── EXERCISE MATERIAL ──
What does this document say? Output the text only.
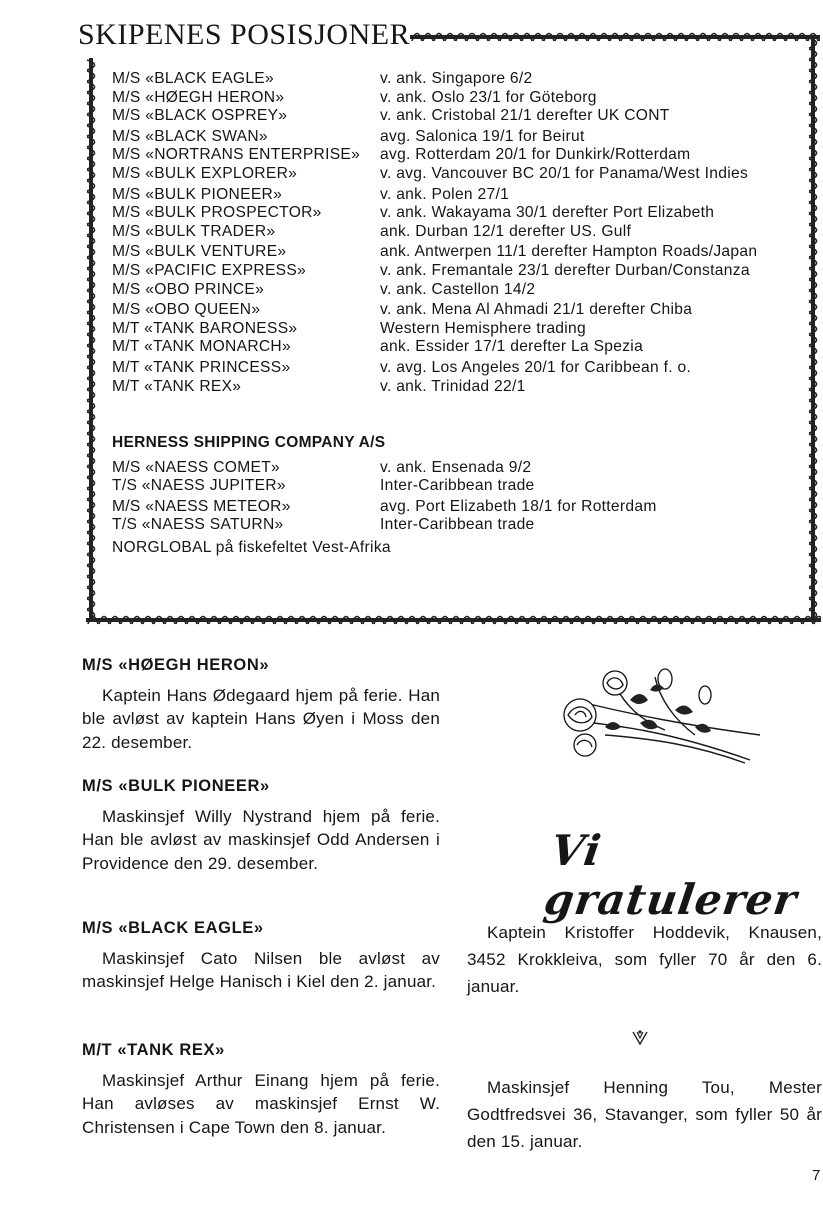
SKIPENES POSISJONER
M/S «BLACK EAGLE»	v. ank. Singapore 6/2
M/S «HØEGH HERON»	v. ank. Oslo 23/1 for Göteborg
M/S «BLACK OSPREY»	v. ank. Cristobal 21/1 derefter UK CONT
M/S «BLACK SWAN»	avg. Salonica 19/1 for Beirut
M/S «NORTRANS ENTERPRISE»	avg. Rotterdam 20/1 for Dunkirk/Rotterdam
M/S «BULK EXPLORER»	v. avg. Vancouver BC 20/1 for Panama/West Indies
M/S «BULK PIONEER»	v. ank. Polen 27/1
M/S «BULK PROSPECTOR»	v. ank. Wakayama 30/1 derefter Port Elizabeth
M/S «BULK TRADER»	ank. Durban 12/1 derefter US. Gulf
M/S «BULK VENTURE»	ank. Antwerpen 11/1 derefter Hampton Roads/Japan
M/S «PACIFIC EXPRESS»	v. ank. Fremantale 23/1 derefter Durban/Constanza
M/S «OBO PRINCE»	v. ank. Castellon 14/2
M/S «OBO QUEEN»	v. ank. Mena Al Ahmadi 21/1 derefter Chiba
M/T «TANK BARONESS»	Western Hemisphere trading
M/T «TANK MONARCH»	ank. Essider 17/1 derefter La Spezia
M/T «TANK PRINCESS»	v. avg. Los Angeles 20/1 for Caribbean f. o.
M/T «TANK REX»	v. ank. Trinidad 22/1
HERNESS SHIPPING COMPANY A/S
M/S «NAESS COMET»	v. ank. Ensenada 9/2
T/S «NAESS JUPITER»	Inter-Caribbean trade
M/S «NAESS METEOR»	avg. Port Elizabeth 18/1 for Rotterdam
T/S «NAESS SATURN»	Inter-Caribbean trade
NORGLOBAL på fiskefeltet Vest-Afrika
M/S «HØEGH HERON»

Kaptein Hans Ødegaard hjem på ferie. Han ble avløst av kaptein Hans Øyen i Moss den 22. desember.

M/S «BULK PIONEER»

Maskinsjef Willy Nystrand hjem på ferie. Han ble avløst av maskinsjef Odd Andersen i Providence den 29. desember.

M/S «BLACK EAGLE»

Maskinsjef Cato Nilsen ble avløst av maskinsjef Helge Hanisch i Kiel den 2. januar.

M/T «TANK REX»

Maskinsjef Arthur Einang hjem på ferie. Han avløses av maskinsjef Ernst W. Christensen i Cape Town den 8. januar.

Vi gratulerer

Kaptein Kristoffer Hoddevik, Knausen, 3452 Krokkleiva, som fyller 70 år den 6. januar.

Maskinsjef Henning Tou, Mester Godtfredsvei 36, Stavanger, som fyller 50 år den 15. januar.

7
───
→ PROBLEM TO WORK ON: Which lines hold the string "HERON"? Copy all of them from the data above.

→ OUTPUT:
M/S «HØEGH HERON»	v. ank. Oslo 23/1 for Göteborg
M/S «HØEGH HERON»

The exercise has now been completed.